Figure content listings
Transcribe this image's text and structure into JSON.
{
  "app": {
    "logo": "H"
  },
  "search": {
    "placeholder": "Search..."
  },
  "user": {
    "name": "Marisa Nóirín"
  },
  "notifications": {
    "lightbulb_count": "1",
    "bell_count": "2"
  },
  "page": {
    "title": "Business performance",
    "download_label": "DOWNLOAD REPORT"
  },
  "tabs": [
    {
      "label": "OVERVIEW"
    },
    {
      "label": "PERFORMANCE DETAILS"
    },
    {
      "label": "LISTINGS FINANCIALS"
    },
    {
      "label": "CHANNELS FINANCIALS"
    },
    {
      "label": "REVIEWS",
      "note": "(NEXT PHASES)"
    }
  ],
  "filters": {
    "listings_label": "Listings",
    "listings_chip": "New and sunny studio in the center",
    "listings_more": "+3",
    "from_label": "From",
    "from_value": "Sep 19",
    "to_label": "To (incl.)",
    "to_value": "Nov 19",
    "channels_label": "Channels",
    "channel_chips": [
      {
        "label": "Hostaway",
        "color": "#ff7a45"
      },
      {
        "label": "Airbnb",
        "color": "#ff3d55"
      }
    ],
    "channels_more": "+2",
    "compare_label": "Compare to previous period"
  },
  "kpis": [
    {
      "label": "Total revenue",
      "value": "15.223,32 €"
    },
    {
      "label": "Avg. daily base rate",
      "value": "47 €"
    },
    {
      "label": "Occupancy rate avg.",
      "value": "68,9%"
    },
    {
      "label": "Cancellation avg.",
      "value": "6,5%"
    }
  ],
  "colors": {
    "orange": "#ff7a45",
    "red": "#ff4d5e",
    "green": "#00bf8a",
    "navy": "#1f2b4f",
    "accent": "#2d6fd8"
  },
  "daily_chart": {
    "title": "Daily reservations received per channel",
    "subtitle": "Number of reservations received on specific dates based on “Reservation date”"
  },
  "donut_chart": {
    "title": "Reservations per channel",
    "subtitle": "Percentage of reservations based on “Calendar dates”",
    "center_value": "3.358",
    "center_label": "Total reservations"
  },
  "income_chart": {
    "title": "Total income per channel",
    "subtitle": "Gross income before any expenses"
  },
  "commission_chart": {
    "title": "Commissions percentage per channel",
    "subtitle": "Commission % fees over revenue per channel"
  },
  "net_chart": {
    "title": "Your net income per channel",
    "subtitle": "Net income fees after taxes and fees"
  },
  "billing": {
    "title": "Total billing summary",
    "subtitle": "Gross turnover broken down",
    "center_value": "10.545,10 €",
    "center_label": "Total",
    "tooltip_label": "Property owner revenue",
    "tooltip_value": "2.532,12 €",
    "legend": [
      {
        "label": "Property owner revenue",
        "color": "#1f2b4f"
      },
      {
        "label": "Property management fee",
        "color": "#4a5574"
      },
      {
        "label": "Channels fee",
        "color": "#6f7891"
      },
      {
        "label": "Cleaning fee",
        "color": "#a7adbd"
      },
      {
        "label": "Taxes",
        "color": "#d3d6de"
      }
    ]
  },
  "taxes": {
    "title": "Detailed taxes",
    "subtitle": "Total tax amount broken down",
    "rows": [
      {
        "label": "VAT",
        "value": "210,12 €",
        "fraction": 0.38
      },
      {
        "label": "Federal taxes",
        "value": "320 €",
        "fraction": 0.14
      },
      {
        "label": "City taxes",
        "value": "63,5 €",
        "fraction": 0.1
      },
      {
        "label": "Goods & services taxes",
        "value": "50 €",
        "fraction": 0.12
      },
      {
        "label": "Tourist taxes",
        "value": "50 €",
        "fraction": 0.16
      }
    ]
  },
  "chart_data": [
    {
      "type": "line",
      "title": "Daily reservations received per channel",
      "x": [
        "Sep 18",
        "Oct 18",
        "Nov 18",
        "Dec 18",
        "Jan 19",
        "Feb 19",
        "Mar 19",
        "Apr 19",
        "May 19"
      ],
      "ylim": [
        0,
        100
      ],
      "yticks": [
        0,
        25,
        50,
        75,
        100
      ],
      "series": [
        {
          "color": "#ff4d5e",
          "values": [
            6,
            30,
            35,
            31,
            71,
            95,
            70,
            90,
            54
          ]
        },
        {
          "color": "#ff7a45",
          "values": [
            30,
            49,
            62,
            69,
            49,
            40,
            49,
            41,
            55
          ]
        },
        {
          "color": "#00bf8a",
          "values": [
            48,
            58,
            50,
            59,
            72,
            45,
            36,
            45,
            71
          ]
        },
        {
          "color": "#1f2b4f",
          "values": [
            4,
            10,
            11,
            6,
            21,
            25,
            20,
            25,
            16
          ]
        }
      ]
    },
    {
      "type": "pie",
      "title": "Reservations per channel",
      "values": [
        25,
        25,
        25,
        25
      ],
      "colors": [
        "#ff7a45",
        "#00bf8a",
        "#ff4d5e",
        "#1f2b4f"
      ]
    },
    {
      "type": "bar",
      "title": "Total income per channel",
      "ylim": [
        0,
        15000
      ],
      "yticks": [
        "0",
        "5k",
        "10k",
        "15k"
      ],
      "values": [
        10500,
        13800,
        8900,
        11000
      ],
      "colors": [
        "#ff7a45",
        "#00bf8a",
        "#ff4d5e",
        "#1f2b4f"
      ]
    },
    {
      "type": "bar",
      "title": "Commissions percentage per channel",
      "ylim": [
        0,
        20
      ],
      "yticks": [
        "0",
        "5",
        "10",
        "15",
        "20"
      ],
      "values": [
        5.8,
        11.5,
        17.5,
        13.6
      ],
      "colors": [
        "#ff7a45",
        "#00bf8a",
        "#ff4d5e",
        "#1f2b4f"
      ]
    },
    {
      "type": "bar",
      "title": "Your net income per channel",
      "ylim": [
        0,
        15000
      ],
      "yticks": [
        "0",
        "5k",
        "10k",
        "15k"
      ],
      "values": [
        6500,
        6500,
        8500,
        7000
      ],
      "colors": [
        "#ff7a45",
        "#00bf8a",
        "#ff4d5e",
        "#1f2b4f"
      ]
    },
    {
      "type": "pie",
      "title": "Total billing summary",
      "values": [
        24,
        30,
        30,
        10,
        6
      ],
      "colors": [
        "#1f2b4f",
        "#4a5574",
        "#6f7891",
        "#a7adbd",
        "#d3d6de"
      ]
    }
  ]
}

• _Task details_: Go through the records and pull out each line that includes the word "broken".

• _Solution for this problem_:
    "subtitle": "Gross turnover broken down",
    "subtitle": "Total tax amount broken down",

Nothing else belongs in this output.